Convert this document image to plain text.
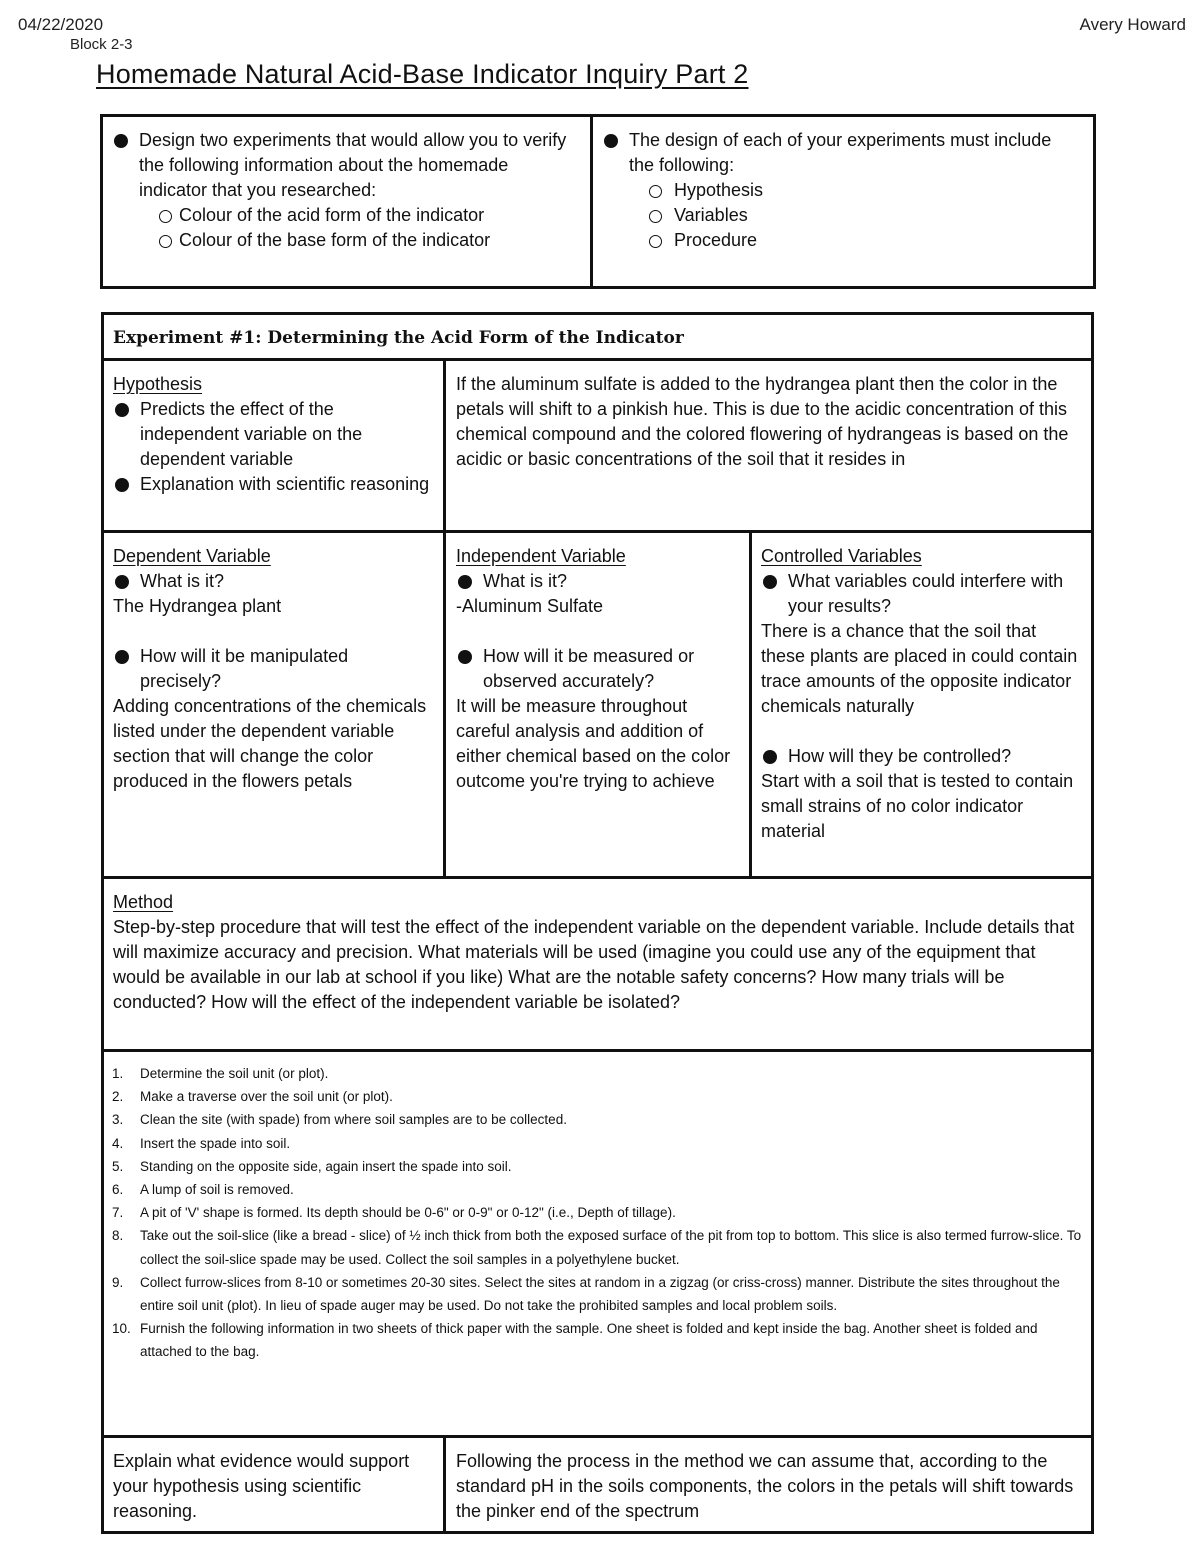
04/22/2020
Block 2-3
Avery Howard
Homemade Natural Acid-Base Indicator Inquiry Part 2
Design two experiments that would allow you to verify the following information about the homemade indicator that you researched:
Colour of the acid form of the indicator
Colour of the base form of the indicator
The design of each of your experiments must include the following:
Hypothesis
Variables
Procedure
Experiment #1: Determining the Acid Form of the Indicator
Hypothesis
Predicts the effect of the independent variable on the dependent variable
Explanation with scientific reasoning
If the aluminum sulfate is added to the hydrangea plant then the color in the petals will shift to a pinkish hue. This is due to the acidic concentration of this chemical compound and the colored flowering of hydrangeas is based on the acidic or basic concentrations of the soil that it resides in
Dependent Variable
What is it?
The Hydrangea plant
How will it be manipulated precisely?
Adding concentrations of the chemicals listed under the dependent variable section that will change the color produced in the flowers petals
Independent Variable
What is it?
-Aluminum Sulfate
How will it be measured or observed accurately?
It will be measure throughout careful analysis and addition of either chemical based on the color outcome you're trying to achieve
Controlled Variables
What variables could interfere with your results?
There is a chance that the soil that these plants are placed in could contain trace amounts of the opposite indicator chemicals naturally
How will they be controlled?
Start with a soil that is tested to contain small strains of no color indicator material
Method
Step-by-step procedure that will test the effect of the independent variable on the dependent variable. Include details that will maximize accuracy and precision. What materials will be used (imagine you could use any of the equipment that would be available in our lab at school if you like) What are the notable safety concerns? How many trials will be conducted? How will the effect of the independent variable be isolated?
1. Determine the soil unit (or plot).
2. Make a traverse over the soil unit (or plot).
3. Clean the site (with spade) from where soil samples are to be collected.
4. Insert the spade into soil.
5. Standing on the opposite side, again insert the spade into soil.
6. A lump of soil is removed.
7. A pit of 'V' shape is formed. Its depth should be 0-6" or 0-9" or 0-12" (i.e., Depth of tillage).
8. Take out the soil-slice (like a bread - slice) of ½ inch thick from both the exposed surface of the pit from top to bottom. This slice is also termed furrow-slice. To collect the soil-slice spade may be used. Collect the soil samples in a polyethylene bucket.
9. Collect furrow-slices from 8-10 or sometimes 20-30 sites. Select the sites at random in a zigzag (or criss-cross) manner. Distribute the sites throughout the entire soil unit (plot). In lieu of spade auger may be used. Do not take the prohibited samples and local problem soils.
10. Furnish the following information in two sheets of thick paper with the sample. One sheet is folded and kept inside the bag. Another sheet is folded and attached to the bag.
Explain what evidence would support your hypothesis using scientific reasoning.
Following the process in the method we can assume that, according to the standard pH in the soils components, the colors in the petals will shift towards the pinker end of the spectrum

^^^^^^^^

▸ **What you should do**
Leave the pictures out and write out every entry exactly as given.

▸ **The output**
Convert this document image to plain text.
04/22/2020
Block 2-3
Avery Howard
Homemade Natural Acid-Base Indicator Inquiry Part 2
Design two experiments that would allow you to verify the following information about the homemade indicator that you researched:
Colour of the acid form of the indicator
Colour of the base form of the indicator
The design of each of your experiments must include the following:
Hypothesis
Variables
Procedure
Experiment #1: Determining the Acid Form of the Indicator
Hypothesis
Predicts the effect of the independent variable on the dependent variable
Explanation with scientific reasoning
If the aluminum sulfate is added to the hydrangea plant then the color in the petals will shift to a pinkish hue. This is due to the acidic concentration of this chemical compound and the colored flowering of hydrangeas is based on the acidic or basic concentrations of the soil that it resides in
Dependent Variable
What is it?
The Hydrangea plant
How will it be manipulated precisely?
Adding concentrations of the chemicals listed under the dependent variable section that will change the color produced in the flowers petals
Independent Variable
What is it?
-Aluminum Sulfate
How will it be measured or observed accurately?
It will be measure throughout careful analysis and addition of either chemical based on the color outcome you're trying to achieve
Controlled Variables
What variables could interfere with your results?
There is a chance that the soil that these plants are placed in could contain trace amounts of the opposite indicator chemicals naturally
How will they be controlled?
Start with a soil that is tested to contain small strains of no color indicator material
Method
Step-by-step procedure that will test the effect of the independent variable on the dependent variable. Include details that will maximize accuracy and precision. What materials will be used (imagine you could use any of the equipment that would be available in our lab at school if you like) What are the notable safety concerns? How many trials will be conducted? How will the effect of the independent variable be isolated?
1. Determine the soil unit (or plot).
2. Make a traverse over the soil unit (or plot).
3. Clean the site (with spade) from where soil samples are to be collected.
4. Insert the spade into soil.
5. Standing on the opposite side, again insert the spade into soil.
6. A lump of soil is removed.
7. A pit of 'V' shape is formed. Its depth should be 0-6" or 0-9" or 0-12" (i.e., Depth of tillage).
8. Take out the soil-slice (like a bread - slice) of ½ inch thick from both the exposed surface of the pit from top to bottom. This slice is also termed furrow-slice. To collect the soil-slice spade may be used. Collect the soil samples in a polyethylene bucket.
9. Collect furrow-slices from 8-10 or sometimes 20-30 sites. Select the sites at random in a zigzag (or criss-cross) manner. Distribute the sites throughout the entire soil unit (plot). In lieu of spade auger may be used. Do not take the prohibited samples and local problem soils.
10. Furnish the following information in two sheets of thick paper with the sample. One sheet is folded and kept inside the bag. Another sheet is folded and attached to the bag.
Explain what evidence would support your hypothesis using scientific reasoning.
Following the process in the method we can assume that, according to the standard pH in the soils components, the colors in the petals will shift towards the pinker end of the spectrum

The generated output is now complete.